**What you need to do**: Search the material below for the word "下列叙述正确的是" and copy every line in which it occurs.

**Listed entries**:
◇ ◇ ◇

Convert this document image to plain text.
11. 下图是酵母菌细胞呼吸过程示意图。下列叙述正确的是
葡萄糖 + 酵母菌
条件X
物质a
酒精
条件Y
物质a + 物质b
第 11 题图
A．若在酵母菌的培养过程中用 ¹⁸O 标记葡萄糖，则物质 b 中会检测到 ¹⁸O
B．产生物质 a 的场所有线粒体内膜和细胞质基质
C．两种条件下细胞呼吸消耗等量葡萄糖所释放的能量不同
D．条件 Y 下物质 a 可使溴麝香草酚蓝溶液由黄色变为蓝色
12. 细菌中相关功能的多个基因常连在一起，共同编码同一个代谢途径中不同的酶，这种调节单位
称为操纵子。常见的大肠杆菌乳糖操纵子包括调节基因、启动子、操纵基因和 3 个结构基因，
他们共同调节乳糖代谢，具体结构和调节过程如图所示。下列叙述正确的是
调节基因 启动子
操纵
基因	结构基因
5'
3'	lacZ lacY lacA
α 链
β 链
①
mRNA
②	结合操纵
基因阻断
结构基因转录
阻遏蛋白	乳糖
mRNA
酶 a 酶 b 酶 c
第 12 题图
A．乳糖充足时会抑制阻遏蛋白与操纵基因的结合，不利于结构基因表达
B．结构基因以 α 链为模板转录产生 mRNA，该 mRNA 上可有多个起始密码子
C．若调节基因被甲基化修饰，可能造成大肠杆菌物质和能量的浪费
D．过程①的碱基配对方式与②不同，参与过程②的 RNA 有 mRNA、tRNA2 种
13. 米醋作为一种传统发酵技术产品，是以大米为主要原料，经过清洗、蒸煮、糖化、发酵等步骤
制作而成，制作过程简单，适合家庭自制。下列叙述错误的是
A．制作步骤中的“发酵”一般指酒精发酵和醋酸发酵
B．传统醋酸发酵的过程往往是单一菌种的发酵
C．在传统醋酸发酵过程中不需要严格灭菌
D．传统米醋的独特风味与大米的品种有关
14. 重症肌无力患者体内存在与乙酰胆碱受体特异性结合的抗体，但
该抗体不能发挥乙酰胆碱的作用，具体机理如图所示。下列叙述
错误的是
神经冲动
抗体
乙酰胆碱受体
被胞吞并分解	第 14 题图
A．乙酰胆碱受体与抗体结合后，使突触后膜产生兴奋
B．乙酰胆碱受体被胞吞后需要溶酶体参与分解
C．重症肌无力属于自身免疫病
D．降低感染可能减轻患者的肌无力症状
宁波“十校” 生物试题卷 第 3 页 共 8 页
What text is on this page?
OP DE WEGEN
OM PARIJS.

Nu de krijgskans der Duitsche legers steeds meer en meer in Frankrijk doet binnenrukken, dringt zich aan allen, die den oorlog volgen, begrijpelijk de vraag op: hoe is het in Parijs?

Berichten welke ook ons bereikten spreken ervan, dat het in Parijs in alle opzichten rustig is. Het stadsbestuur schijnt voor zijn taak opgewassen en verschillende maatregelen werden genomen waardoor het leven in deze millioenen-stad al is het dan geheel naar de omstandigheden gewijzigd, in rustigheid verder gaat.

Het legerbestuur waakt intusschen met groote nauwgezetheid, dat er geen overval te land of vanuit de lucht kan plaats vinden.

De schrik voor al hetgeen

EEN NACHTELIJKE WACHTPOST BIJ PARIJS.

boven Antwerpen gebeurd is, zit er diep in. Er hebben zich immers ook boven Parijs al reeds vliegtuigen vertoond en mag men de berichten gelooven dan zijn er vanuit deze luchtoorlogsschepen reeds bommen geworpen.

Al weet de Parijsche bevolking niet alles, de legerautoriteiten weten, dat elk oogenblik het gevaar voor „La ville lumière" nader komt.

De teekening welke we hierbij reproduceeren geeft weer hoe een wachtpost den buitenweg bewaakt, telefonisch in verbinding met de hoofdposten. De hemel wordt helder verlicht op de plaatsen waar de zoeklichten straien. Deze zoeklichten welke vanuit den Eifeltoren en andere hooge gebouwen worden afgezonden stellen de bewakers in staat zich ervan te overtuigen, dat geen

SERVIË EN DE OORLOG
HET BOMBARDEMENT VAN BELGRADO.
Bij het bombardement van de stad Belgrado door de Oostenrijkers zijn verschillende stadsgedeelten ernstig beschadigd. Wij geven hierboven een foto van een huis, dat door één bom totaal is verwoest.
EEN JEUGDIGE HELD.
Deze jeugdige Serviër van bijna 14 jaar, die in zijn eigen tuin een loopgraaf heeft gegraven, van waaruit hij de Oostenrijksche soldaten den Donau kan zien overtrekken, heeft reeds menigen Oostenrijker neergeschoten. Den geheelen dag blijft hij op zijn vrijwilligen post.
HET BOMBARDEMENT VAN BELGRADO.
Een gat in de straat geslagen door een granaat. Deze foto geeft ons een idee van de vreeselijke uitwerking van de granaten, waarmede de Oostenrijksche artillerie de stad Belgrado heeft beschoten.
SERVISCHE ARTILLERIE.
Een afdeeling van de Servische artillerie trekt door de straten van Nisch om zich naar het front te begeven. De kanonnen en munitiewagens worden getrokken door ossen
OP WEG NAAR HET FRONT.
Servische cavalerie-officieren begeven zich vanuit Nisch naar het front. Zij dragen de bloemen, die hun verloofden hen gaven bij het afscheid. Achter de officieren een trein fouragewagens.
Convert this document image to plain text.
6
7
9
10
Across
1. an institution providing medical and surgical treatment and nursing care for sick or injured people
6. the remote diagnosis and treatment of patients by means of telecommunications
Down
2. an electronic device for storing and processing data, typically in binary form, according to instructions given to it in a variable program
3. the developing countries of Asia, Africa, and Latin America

◇ ◇ ◇

**Output for this exercise**:
11. 下图是酵母菌细胞呼吸过程示意图。下列叙述正确的是
他们共同调节乳糖代谢，具体结构和调节过程如图所示。下列叙述正确的是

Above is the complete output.